● **AIM**: Transcribe the records below exactly, leaving out any pictures.

Dataset items:

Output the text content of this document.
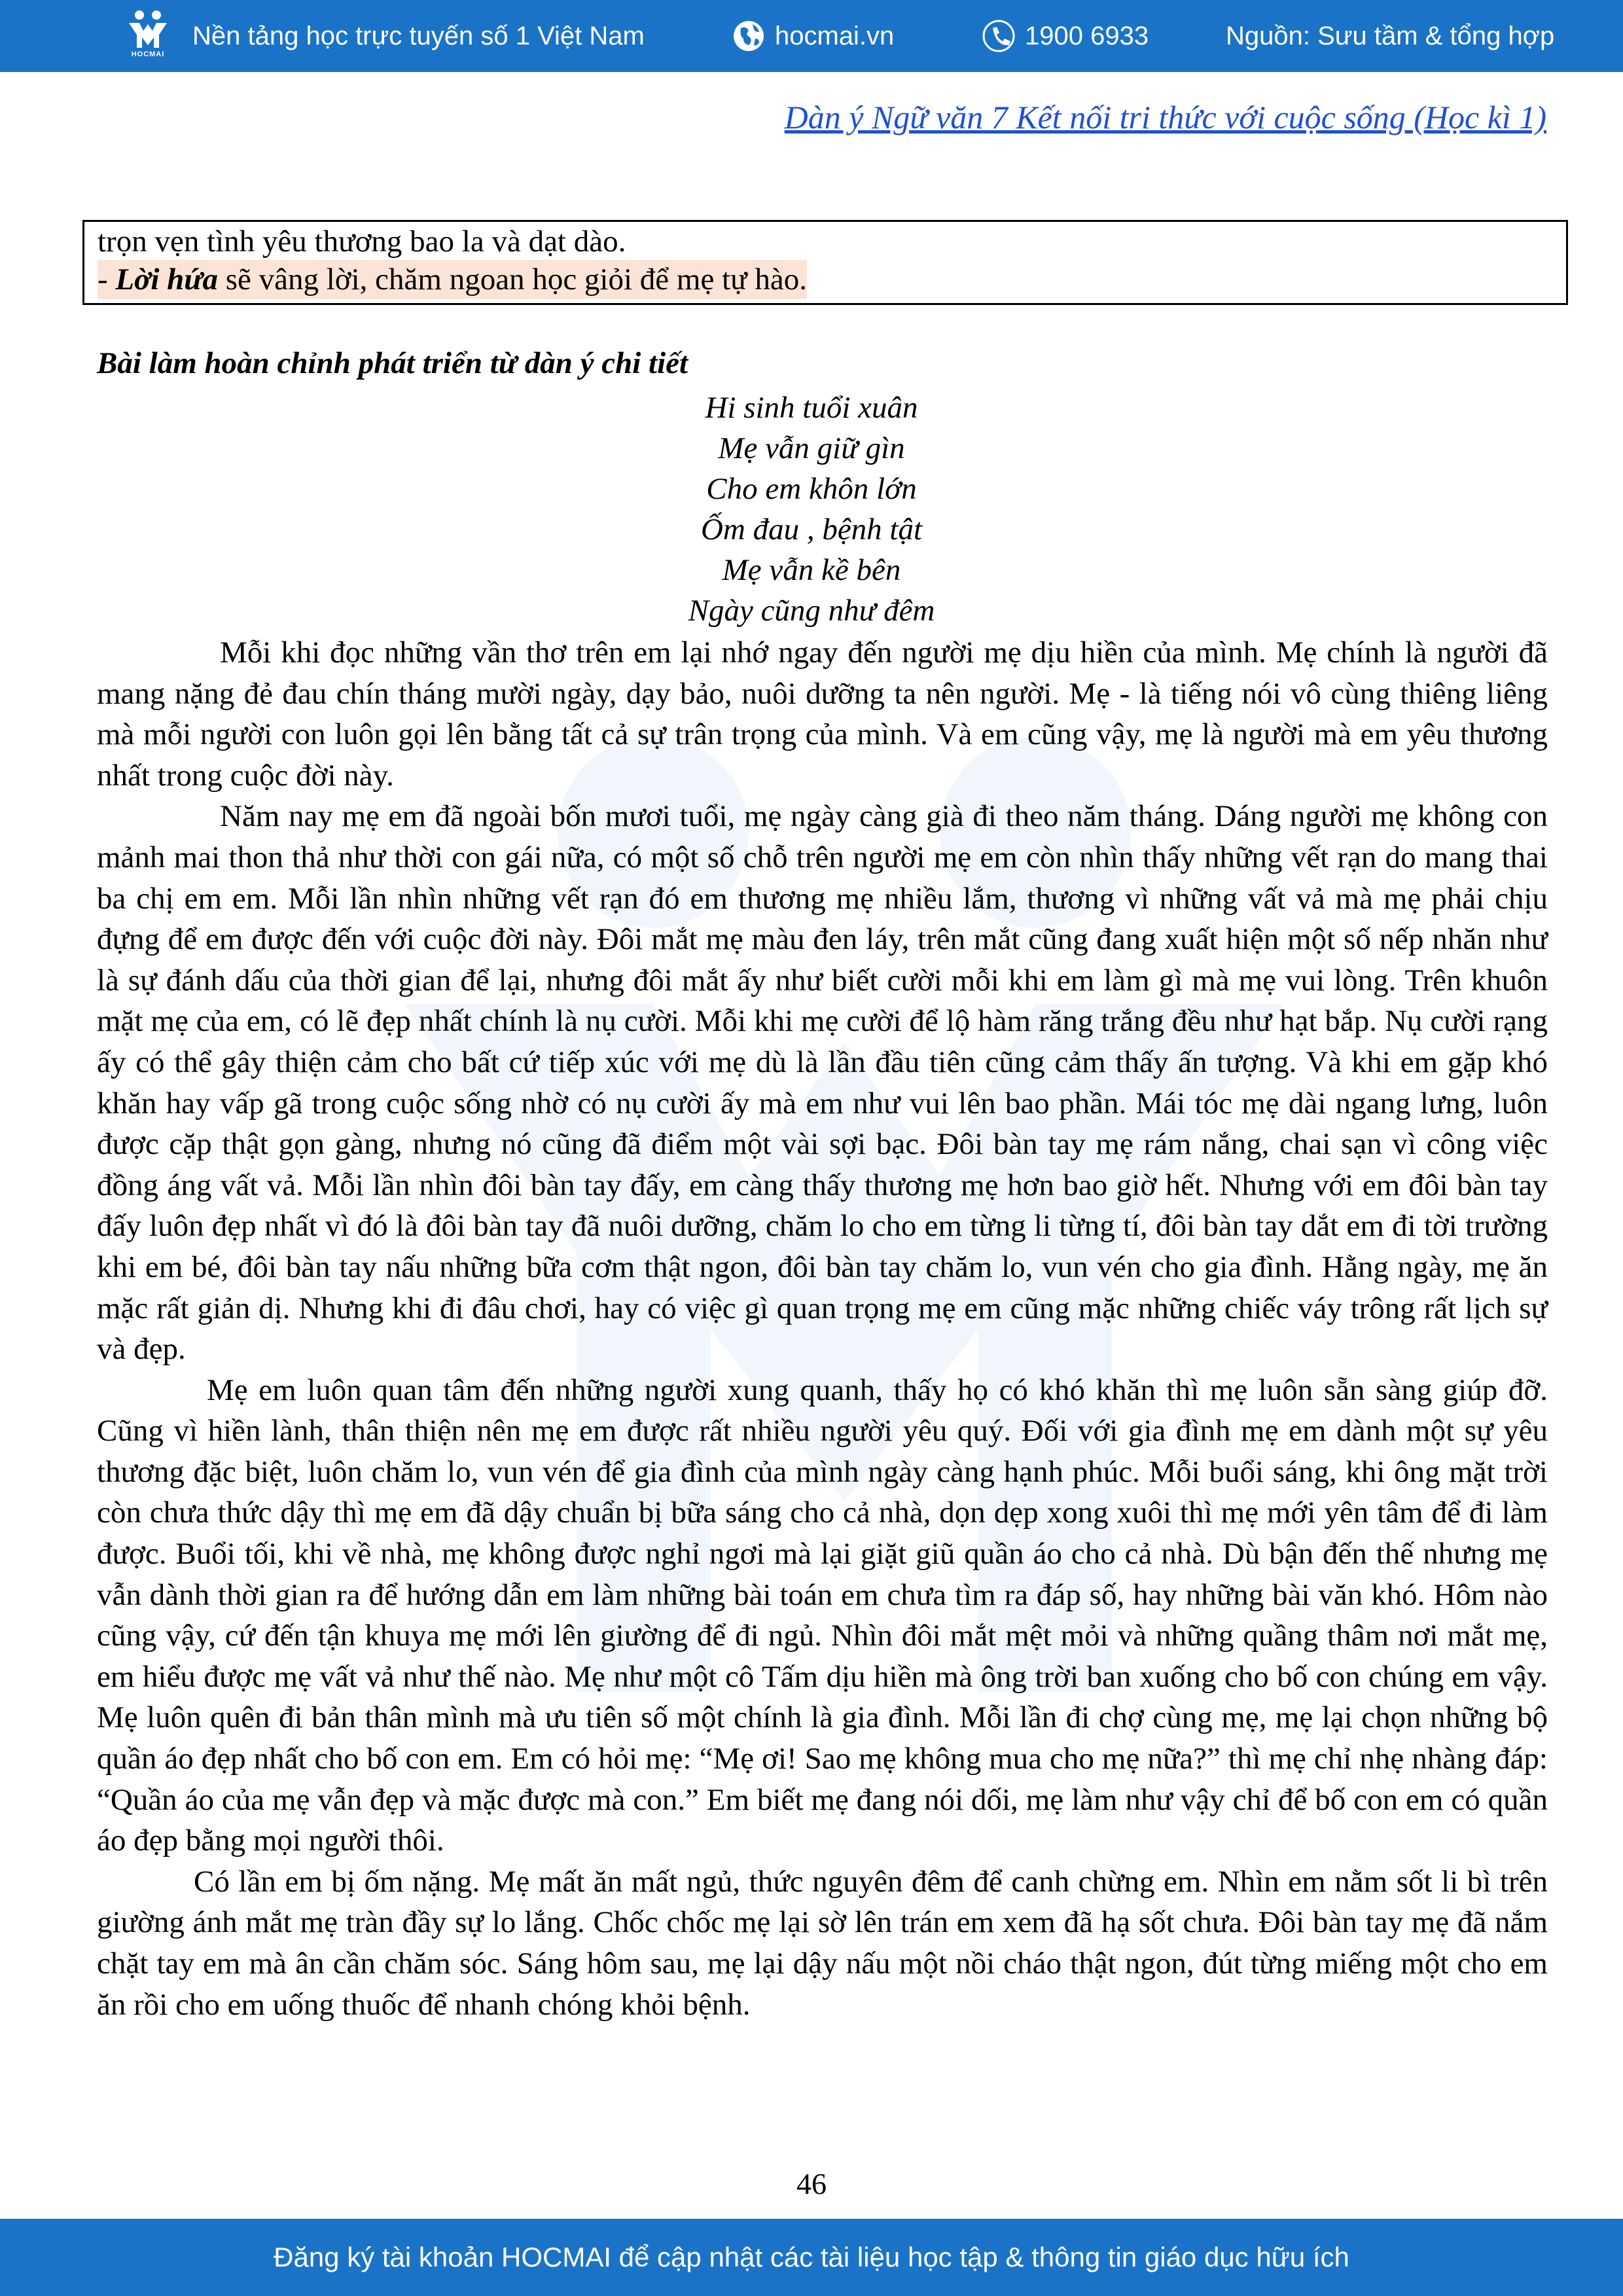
HOCMAI
Nền tảng học trực tuyến số 1 Việt Nam	hocmai.vn	1900 6933	Nguồn: Sưu tầm & tổng hợp
Dàn ý Ngữ văn 7 Kết nối tri thức với cuộc sống (Học kì 1)
trọn vẹn tình yêu thương bao la và dạt dào.
- Lời hứa sẽ vâng lời, chăm ngoan học giỏi để mẹ tự hào.
Bài làm hoàn chỉnh phát triển từ dàn ý chi tiết
Hi sinh tuổi xuân
Mẹ vẫn giữ gìn
Cho em khôn lớn
Ốm đau , bệnh tật
Mẹ vẫn kề bên
Ngày cũng như đêm

Mỗi khi đọc những vần thơ trên em lại nhớ ngay đến người mẹ dịu hiền của mình. Mẹ chính là người đã mang nặng đẻ đau chín tháng mười ngày, dạy bảo, nuôi dưỡng ta nên người. Mẹ - là tiếng nói vô cùng thiêng liêng mà mỗi người con luôn gọi lên bằng tất cả sự trân trọng của mình. Và em cũng vậy, mẹ là người mà em yêu thương nhất trong cuộc đời này.

Năm nay mẹ em đã ngoài bốn mươi tuổi, mẹ ngày càng già đi theo năm tháng. Dáng người mẹ không con mảnh mai thon thả như thời con gái nữa, có một số chỗ trên người mẹ em còn nhìn thấy những vết rạn do mang thai ba chị em em. Mỗi lần nhìn những vết rạn đó em thương mẹ nhiều lắm, thương vì những vất vả mà mẹ phải chịu đựng để em được đến với cuộc đời này. Đôi mắt mẹ màu đen láy, trên mắt cũng đang xuất hiện một số nếp nhăn như là sự đánh dấu của thời gian để lại, nhưng đôi mắt ấy như biết cười mỗi khi em làm gì mà mẹ vui lòng. Trên khuôn mặt mẹ của em, có lẽ đẹp nhất chính là nụ cười. Mỗi khi mẹ cười để lộ hàm răng trắng đều như hạt bắp. Nụ cười rạng ấy có thể gây thiện cảm cho bất cứ tiếp xúc với mẹ dù là lần đầu tiên cũng cảm thấy ấn tượng. Và khi em gặp khó khăn hay vấp gã trong cuộc sống nhờ có nụ cười ấy mà em như vui lên bao phần. Mái tóc mẹ dài ngang lưng, luôn được cặp thật gọn gàng, nhưng nó cũng đã điểm một vài sợi bạc. Đôi bàn tay mẹ rám nắng, chai sạn vì công việc đồng áng vất vả. Mỗi lần nhìn đôi bàn tay đấy, em càng thấy thương mẹ hơn bao giờ hết. Nhưng với em đôi bàn tay đấy luôn đẹp nhất vì đó là đôi bàn tay đã nuôi dưỡng, chăm lo cho em từng li từng tí, đôi bàn tay dắt em đi tời trường khi em bé, đôi bàn tay nấu những bữa cơm thật ngon, đôi bàn tay chăm lo, vun vén cho gia đình. Hằng ngày, mẹ ăn mặc rất giản dị. Nhưng khi đi đâu chơi, hay có việc gì quan trọng mẹ em cũng mặc những chiếc váy trông rất lịch sự và đẹp.

Mẹ em luôn quan tâm đến những người xung quanh, thấy họ có khó khăn thì mẹ luôn sẵn sàng giúp đỡ. Cũng vì hiền lành, thân thiện nên mẹ em được rất nhiều người yêu quý. Đối với gia đình mẹ em dành một sự yêu thương đặc biệt, luôn chăm lo, vun vén để gia đình của mình ngày càng hạnh phúc. Mỗi buổi sáng, khi ông mặt trời còn chưa thức dậy thì mẹ em đã dậy chuẩn bị bữa sáng cho cả nhà, dọn dẹp xong xuôi thì mẹ mới yên tâm để đi làm được. Buổi tối, khi về nhà, mẹ không được nghỉ ngơi mà lại giặt giũ quần áo cho cả nhà. Dù bận đến thế nhưng mẹ vẫn dành thời gian ra để hướng dẫn em làm những bài toán em chưa tìm ra đáp số, hay những bài văn khó. Hôm nào cũng vậy, cứ đến tận khuya mẹ mới lên giường để đi ngủ. Nhìn đôi mắt mệt mỏi và những quầng thâm nơi mắt mẹ, em hiểu được mẹ vất vả như thế nào. Mẹ như một cô Tấm dịu hiền mà ông trời ban xuống cho bố con chúng em vậy. Mẹ luôn quên đi bản thân mình mà ưu tiên số một chính là gia đình. Mỗi lần đi chợ cùng mẹ, mẹ lại chọn những bộ quần áo đẹp nhất cho bố con em. Em có hỏi mẹ: “Mẹ ơi! Sao mẹ không mua cho mẹ nữa?” thì mẹ chỉ nhẹ nhàng đáp: “Quần áo của mẹ vẫn đẹp và mặc được mà con.” Em biết mẹ đang nói dối, mẹ làm như vậy chỉ để bố con em có quần áo đẹp bằng mọi người thôi.

Có lần em bị ốm nặng. Mẹ mất ăn mất ngủ, thức nguyên đêm để canh chừng em. Nhìn em nằm sốt li bì trên giường ánh mắt mẹ tràn đầy sự lo lắng. Chốc chốc mẹ lại sờ lên trán em xem đã hạ sốt chưa. Đôi bàn tay mẹ đã nắm chặt tay em mà ân cần chăm sóc. Sáng hôm sau, mẹ lại dậy nấu một nồi cháo thật ngon, đút từng miếng một cho em ăn rồi cho em uống thuốc để nhanh chóng khỏi bệnh.

46
Đăng ký tài khoản HOCMAI để cập nhật các tài liệu học tập & thông tin giáo dục hữu ích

● **RESPONSE TO THE TASK**:
Output the text content of this document.
HOCMAI
Nền tảng học trực tuyến số 1 Việt Nam	hocmai.vn	1900 6933	Nguồn: Sưu tầm & tổng hợp
Dàn ý Ngữ văn 7 Kết nối tri thức với cuộc sống (Học kì 1)
trọn vẹn tình yêu thương bao la và dạt dào.
- Lời hứa sẽ vâng lời, chăm ngoan học giỏi để mẹ tự hào.
Bài làm hoàn chỉnh phát triển từ dàn ý chi tiết
Hi sinh tuổi xuân
Mẹ vẫn giữ gìn
Cho em khôn lớn
Ốm đau , bệnh tật
Mẹ vẫn kề bên
Ngày cũng như đêm

Mỗi khi đọc những vần thơ trên em lại nhớ ngay đến người mẹ dịu hiền của mình. Mẹ chính là người đã mang nặng đẻ đau chín tháng mười ngày, dạy bảo, nuôi dưỡng ta nên người. Mẹ - là tiếng nói vô cùng thiêng liêng mà mỗi người con luôn gọi lên bằng tất cả sự trân trọng của mình. Và em cũng vậy, mẹ là người mà em yêu thương nhất trong cuộc đời này.

Năm nay mẹ em đã ngoài bốn mươi tuổi, mẹ ngày càng già đi theo năm tháng. Dáng người mẹ không con mảnh mai thon thả như thời con gái nữa, có một số chỗ trên người mẹ em còn nhìn thấy những vết rạn do mang thai ba chị em em. Mỗi lần nhìn những vết rạn đó em thương mẹ nhiều lắm, thương vì những vất vả mà mẹ phải chịu đựng để em được đến với cuộc đời này. Đôi mắt mẹ màu đen láy, trên mắt cũng đang xuất hiện một số nếp nhăn như là sự đánh dấu của thời gian để lại, nhưng đôi mắt ấy như biết cười mỗi khi em làm gì mà mẹ vui lòng. Trên khuôn mặt mẹ của em, có lẽ đẹp nhất chính là nụ cười. Mỗi khi mẹ cười để lộ hàm răng trắng đều như hạt bắp. Nụ cười rạng ấy có thể gây thiện cảm cho bất cứ tiếp xúc với mẹ dù là lần đầu tiên cũng cảm thấy ấn tượng. Và khi em gặp khó khăn hay vấp gã trong cuộc sống nhờ có nụ cười ấy mà em như vui lên bao phần. Mái tóc mẹ dài ngang lưng, luôn được cặp thật gọn gàng, nhưng nó cũng đã điểm một vài sợi bạc. Đôi bàn tay mẹ rám nắng, chai sạn vì công việc đồng áng vất vả. Mỗi lần nhìn đôi bàn tay đấy, em càng thấy thương mẹ hơn bao giờ hết. Nhưng với em đôi bàn tay đấy luôn đẹp nhất vì đó là đôi bàn tay đã nuôi dưỡng, chăm lo cho em từng li từng tí, đôi bàn tay dắt em đi tời trường khi em bé, đôi bàn tay nấu những bữa cơm thật ngon, đôi bàn tay chăm lo, vun vén cho gia đình. Hằng ngày, mẹ ăn mặc rất giản dị. Nhưng khi đi đâu chơi, hay có việc gì quan trọng mẹ em cũng mặc những chiếc váy trông rất lịch sự và đẹp.

Mẹ em luôn quan tâm đến những người xung quanh, thấy họ có khó khăn thì mẹ luôn sẵn sàng giúp đỡ. Cũng vì hiền lành, thân thiện nên mẹ em được rất nhiều người yêu quý. Đối với gia đình mẹ em dành một sự yêu thương đặc biệt, luôn chăm lo, vun vén để gia đình của mình ngày càng hạnh phúc. Mỗi buổi sáng, khi ông mặt trời còn chưa thức dậy thì mẹ em đã dậy chuẩn bị bữa sáng cho cả nhà, dọn dẹp xong xuôi thì mẹ mới yên tâm để đi làm được. Buổi tối, khi về nhà, mẹ không được nghỉ ngơi mà lại giặt giũ quần áo cho cả nhà. Dù bận đến thế nhưng mẹ vẫn dành thời gian ra để hướng dẫn em làm những bài toán em chưa tìm ra đáp số, hay những bài văn khó. Hôm nào cũng vậy, cứ đến tận khuya mẹ mới lên giường để đi ngủ. Nhìn đôi mắt mệt mỏi và những quầng thâm nơi mắt mẹ, em hiểu được mẹ vất vả như thế nào. Mẹ như một cô Tấm dịu hiền mà ông trời ban xuống cho bố con chúng em vậy. Mẹ luôn quên đi bản thân mình mà ưu tiên số một chính là gia đình. Mỗi lần đi chợ cùng mẹ, mẹ lại chọn những bộ quần áo đẹp nhất cho bố con em. Em có hỏi mẹ: “Mẹ ơi! Sao mẹ không mua cho mẹ nữa?” thì mẹ chỉ nhẹ nhàng đáp: “Quần áo của mẹ vẫn đẹp và mặc được mà con.” Em biết mẹ đang nói dối, mẹ làm như vậy chỉ để bố con em có quần áo đẹp bằng mọi người thôi.

Có lần em bị ốm nặng. Mẹ mất ăn mất ngủ, thức nguyên đêm để canh chừng em. Nhìn em nằm sốt li bì trên giường ánh mắt mẹ tràn đầy sự lo lắng. Chốc chốc mẹ lại sờ lên trán em xem đã hạ sốt chưa. Đôi bàn tay mẹ đã nắm chặt tay em mà ân cần chăm sóc. Sáng hôm sau, mẹ lại dậy nấu một nồi cháo thật ngon, đút từng miếng một cho em ăn rồi cho em uống thuốc để nhanh chóng khỏi bệnh.

46
Đăng ký tài khoản HOCMAI để cập nhật các tài liệu học tập & thông tin giáo dục hữu ích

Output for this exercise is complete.